Extracted records:
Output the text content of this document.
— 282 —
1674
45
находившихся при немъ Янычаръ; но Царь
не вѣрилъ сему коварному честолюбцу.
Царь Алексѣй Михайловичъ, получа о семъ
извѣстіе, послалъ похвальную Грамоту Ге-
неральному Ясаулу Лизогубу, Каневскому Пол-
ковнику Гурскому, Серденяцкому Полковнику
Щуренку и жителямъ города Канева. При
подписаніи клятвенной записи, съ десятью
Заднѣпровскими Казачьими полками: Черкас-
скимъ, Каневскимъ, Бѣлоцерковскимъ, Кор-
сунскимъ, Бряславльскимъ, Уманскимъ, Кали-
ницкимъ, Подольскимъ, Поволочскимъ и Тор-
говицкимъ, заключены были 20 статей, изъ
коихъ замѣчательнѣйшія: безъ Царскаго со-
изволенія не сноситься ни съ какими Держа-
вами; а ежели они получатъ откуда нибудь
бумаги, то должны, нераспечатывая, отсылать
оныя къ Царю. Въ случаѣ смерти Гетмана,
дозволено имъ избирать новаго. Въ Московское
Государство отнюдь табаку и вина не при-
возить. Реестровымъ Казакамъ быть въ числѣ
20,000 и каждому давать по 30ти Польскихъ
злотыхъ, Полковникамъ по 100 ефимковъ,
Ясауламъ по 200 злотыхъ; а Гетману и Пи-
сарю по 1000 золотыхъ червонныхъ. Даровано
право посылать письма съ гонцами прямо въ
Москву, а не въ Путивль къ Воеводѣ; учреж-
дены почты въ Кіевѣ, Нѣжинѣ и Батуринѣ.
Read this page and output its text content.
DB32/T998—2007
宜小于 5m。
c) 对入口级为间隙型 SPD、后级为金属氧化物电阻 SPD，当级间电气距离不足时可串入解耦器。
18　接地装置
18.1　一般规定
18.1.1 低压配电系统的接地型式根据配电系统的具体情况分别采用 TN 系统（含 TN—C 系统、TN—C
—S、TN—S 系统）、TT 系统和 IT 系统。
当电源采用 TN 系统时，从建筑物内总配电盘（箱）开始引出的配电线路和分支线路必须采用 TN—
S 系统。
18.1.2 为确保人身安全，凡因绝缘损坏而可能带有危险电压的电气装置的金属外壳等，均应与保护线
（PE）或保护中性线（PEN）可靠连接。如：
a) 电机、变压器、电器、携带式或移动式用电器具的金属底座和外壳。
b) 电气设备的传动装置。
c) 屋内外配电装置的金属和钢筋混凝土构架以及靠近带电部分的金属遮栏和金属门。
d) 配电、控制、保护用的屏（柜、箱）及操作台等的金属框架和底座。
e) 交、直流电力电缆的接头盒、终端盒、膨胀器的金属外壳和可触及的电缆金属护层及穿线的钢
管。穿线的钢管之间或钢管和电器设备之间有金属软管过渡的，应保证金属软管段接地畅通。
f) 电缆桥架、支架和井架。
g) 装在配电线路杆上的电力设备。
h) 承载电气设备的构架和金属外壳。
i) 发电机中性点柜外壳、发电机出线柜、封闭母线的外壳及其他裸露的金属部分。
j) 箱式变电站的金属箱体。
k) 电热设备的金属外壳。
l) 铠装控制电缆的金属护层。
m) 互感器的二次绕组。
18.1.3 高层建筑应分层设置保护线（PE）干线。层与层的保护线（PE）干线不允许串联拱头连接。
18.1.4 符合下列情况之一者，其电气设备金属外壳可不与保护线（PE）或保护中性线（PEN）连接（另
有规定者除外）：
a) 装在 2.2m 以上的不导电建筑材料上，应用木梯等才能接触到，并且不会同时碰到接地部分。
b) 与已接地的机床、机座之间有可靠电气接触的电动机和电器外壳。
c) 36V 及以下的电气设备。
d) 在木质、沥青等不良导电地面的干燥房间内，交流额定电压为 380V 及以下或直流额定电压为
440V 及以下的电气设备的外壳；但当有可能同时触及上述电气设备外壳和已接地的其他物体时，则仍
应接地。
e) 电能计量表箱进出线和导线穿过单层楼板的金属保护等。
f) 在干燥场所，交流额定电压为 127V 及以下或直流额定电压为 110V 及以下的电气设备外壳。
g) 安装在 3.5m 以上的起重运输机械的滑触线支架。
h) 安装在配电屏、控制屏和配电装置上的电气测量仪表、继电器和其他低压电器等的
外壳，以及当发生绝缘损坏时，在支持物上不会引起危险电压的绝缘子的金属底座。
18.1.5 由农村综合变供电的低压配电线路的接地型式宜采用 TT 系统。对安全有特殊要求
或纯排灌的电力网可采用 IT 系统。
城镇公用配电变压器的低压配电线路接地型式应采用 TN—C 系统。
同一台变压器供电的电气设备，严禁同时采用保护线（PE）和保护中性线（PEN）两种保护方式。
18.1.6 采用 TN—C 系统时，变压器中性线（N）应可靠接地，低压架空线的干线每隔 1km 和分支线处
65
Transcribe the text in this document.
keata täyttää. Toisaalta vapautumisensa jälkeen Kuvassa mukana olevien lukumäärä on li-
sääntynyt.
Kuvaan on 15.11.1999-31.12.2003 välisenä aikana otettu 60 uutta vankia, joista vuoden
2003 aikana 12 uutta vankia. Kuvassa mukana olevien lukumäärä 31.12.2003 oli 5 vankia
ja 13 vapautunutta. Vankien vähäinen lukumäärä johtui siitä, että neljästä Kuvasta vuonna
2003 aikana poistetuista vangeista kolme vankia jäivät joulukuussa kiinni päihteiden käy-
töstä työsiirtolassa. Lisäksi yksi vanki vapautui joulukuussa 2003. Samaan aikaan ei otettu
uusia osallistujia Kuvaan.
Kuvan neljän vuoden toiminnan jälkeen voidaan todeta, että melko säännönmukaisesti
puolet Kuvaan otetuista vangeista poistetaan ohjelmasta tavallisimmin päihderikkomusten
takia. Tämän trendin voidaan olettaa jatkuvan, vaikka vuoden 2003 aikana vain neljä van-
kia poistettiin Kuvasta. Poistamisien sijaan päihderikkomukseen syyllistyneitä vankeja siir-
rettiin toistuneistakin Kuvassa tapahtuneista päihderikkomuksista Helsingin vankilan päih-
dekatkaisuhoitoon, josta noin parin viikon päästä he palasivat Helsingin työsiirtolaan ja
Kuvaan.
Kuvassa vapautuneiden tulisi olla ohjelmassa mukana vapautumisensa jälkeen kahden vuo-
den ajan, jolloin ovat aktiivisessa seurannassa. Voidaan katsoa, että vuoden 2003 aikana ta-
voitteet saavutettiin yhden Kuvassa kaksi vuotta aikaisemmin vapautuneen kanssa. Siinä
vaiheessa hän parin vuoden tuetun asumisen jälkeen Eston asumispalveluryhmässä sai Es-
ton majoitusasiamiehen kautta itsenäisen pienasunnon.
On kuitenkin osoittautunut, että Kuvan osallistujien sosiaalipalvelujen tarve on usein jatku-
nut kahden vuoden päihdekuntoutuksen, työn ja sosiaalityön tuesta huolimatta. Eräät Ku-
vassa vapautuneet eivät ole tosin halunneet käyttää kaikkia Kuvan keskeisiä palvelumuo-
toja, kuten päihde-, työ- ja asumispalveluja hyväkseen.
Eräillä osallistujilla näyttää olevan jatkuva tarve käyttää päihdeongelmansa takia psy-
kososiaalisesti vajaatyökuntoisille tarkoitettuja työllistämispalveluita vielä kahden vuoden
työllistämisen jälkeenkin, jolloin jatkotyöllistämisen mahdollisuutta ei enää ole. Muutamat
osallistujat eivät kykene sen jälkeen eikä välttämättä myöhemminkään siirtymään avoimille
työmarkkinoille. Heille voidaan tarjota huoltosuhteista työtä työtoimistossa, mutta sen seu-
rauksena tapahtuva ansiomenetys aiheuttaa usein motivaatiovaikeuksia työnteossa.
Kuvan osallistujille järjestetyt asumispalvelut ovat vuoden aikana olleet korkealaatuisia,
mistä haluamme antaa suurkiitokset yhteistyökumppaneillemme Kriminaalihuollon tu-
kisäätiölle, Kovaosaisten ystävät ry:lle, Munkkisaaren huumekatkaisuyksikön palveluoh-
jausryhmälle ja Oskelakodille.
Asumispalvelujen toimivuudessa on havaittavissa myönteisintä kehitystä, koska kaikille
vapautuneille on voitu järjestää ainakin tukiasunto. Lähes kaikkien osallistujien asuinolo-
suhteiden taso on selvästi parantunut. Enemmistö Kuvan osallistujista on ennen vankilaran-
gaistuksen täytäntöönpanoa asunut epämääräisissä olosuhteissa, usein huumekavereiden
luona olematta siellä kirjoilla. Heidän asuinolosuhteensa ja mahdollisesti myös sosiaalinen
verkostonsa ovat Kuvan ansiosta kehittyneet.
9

--- Instructions to follow ---
Among the lines of the material, find those that hold the word "this" and copy them.

--- Worked answer ---
Output the text content of this document.
Read this page and output its text content.
Transcribe the text in this document.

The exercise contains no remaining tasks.